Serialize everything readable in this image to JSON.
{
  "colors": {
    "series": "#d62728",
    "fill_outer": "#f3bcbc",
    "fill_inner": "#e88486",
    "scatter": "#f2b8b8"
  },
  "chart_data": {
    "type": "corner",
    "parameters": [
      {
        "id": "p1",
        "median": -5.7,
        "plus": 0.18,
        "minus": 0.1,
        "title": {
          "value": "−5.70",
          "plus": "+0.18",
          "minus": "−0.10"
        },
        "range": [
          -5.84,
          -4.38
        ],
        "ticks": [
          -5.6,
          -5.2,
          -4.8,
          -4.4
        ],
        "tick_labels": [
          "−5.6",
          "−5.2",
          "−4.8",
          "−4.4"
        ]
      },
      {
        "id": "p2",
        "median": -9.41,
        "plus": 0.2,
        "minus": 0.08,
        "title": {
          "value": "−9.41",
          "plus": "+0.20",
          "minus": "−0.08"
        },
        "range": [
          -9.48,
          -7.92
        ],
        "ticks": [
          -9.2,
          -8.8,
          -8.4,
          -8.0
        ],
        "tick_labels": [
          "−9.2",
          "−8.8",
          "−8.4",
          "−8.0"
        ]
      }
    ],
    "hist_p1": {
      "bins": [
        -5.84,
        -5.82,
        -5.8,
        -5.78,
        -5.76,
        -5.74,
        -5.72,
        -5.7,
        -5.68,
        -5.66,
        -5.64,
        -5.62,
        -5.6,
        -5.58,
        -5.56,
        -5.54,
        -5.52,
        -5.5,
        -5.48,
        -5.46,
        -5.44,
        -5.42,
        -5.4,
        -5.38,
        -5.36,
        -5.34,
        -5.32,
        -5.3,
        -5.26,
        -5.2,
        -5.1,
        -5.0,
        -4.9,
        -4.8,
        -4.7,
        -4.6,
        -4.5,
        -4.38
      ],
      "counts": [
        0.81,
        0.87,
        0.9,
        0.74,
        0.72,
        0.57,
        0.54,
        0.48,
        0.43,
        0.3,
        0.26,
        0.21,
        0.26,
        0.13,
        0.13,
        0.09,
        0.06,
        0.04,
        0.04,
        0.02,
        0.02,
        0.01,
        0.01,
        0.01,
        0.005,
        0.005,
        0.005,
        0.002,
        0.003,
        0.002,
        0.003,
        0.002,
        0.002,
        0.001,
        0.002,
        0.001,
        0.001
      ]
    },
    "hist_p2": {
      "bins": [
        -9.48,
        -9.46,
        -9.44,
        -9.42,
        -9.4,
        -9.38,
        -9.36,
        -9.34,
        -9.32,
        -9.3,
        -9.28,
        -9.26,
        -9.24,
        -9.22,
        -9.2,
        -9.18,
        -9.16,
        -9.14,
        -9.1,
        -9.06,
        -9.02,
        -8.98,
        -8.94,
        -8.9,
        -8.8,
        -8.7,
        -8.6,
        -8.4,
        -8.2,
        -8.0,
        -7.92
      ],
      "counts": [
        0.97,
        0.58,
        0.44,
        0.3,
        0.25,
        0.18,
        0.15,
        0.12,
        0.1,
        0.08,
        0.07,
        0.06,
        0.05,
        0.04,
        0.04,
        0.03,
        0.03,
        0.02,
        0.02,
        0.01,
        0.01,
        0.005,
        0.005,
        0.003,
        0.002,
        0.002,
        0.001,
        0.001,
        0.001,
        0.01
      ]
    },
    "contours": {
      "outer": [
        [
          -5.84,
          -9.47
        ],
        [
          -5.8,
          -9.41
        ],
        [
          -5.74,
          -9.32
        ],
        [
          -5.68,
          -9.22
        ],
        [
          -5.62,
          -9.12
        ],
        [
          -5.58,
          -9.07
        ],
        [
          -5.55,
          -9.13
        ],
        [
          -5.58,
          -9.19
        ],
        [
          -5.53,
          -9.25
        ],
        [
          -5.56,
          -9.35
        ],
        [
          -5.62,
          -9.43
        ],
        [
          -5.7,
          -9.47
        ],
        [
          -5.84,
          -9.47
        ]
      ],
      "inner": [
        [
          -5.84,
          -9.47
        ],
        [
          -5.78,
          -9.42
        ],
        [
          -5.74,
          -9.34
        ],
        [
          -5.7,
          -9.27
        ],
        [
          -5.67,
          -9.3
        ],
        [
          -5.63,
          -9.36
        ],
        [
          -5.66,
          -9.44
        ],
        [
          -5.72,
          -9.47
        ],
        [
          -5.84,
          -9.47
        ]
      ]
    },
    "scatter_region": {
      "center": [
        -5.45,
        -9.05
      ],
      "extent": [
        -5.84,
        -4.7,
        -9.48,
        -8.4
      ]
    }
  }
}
════════════════
_DO THIS_:
Copy out all of the records above with nothing altered.

_RESULT OF THIS EXERCISE_:
Serialize everything readable in this image to JSON.
{
  "colors": {
    "series": "#d62728",
    "fill_outer": "#f3bcbc",
    "fill_inner": "#e88486",
    "scatter": "#f2b8b8"
  },
  "chart_data": {
    "type": "corner",
    "parameters": [
      {
        "id": "p1",
        "median": -5.7,
        "plus": 0.18,
        "minus": 0.1,
        "title": {
          "value": "−5.70",
          "plus": "+0.18",
          "minus": "−0.10"
        },
        "range": [
          -5.84,
          -4.38
        ],
        "ticks": [
          -5.6,
          -5.2,
          -4.8,
          -4.4
        ],
        "tick_labels": [
          "−5.6",
          "−5.2",
          "−4.8",
          "−4.4"
        ]
      },
      {
        "id": "p2",
        "median": -9.41,
        "plus": 0.2,
        "minus": 0.08,
        "title": {
          "value": "−9.41",
          "plus": "+0.20",
          "minus": "−0.08"
        },
        "range": [
          -9.48,
          -7.92
        ],
        "ticks": [
          -9.2,
          -8.8,
          -8.4,
          -8.0
        ],
        "tick_labels": [
          "−9.2",
          "−8.8",
          "−8.4",
          "−8.0"
        ]
      }
    ],
    "hist_p1": {
      "bins": [
        -5.84,
        -5.82,
        -5.8,
        -5.78,
        -5.76,
        -5.74,
        -5.72,
        -5.7,
        -5.68,
        -5.66,
        -5.64,
        -5.62,
        -5.6,
        -5.58,
        -5.56,
        -5.54,
        -5.52,
        -5.5,
        -5.48,
        -5.46,
        -5.44,
        -5.42,
        -5.4,
        -5.38,
        -5.36,
        -5.34,
        -5.32,
        -5.3,
        -5.26,
        -5.2,
        -5.1,
        -5.0,
        -4.9,
        -4.8,
        -4.7,
        -4.6,
        -4.5,
        -4.38
      ],
      "counts": [
        0.81,
        0.87,
        0.9,
        0.74,
        0.72,
        0.57,
        0.54,
        0.48,
        0.43,
        0.3,
        0.26,
        0.21,
        0.26,
        0.13,
        0.13,
        0.09,
        0.06,
        0.04,
        0.04,
        0.02,
        0.02,
        0.01,
        0.01,
        0.01,
        0.005,
        0.005,
        0.005,
        0.002,
        0.003,
        0.002,
        0.003,
        0.002,
        0.002,
        0.001,
        0.002,
        0.001,
        0.001
      ]
    },
    "hist_p2": {
      "bins": [
        -9.48,
        -9.46,
        -9.44,
        -9.42,
        -9.4,
        -9.38,
        -9.36,
        -9.34,
        -9.32,
        -9.3,
        -9.28,
        -9.26,
        -9.24,
        -9.22,
        -9.2,
        -9.18,
        -9.16,
        -9.14,
        -9.1,
        -9.06,
        -9.02,
        -8.98,
        -8.94,
        -8.9,
        -8.8,
        -8.7,
        -8.6,
        -8.4,
        -8.2,
        -8.0,
        -7.92
      ],
      "counts": [
        0.97,
        0.58,
        0.44,
        0.3,
        0.25,
        0.18,
        0.15,
        0.12,
        0.1,
        0.08,
        0.07,
        0.06,
        0.05,
        0.04,
        0.04,
        0.03,
        0.03,
        0.02,
        0.02,
        0.01,
        0.01,
        0.005,
        0.005,
        0.003,
        0.002,
        0.002,
        0.001,
        0.001,
        0.001,
        0.01
      ]
    },
    "contours": {
      "outer": [
        [
          -5.84,
          -9.47
        ],
        [
          -5.8,
          -9.41
        ],
        [
          -5.74,
          -9.32
        ],
        [
          -5.68,
          -9.22
        ],
        [
          -5.62,
          -9.12
        ],
        [
          -5.58,
          -9.07
        ],
        [
          -5.55,
          -9.13
        ],
        [
          -5.58,
          -9.19
        ],
        [
          -5.53,
          -9.25
        ],
        [
          -5.56,
          -9.35
        ],
        [
          -5.62,
          -9.43
        ],
        [
          -5.7,
          -9.47
        ],
        [
          -5.84,
          -9.47
        ]
      ],
      "inner": [
        [
          -5.84,
          -9.47
        ],
        [
          -5.78,
          -9.42
        ],
        [
          -5.74,
          -9.34
        ],
        [
          -5.7,
          -9.27
        ],
        [
          -5.67,
          -9.3
        ],
        [
          -5.63,
          -9.36
        ],
        [
          -5.66,
          -9.44
        ],
        [
          -5.72,
          -9.47
        ],
        [
          -5.84,
          -9.47
        ]
      ]
    },
    "scatter_region": {
      "center": [
        -5.45,
        -9.05
      ],
      "extent": [
        -5.84,
        -4.7,
        -9.48,
        -8.4
      ]
    }
  }
}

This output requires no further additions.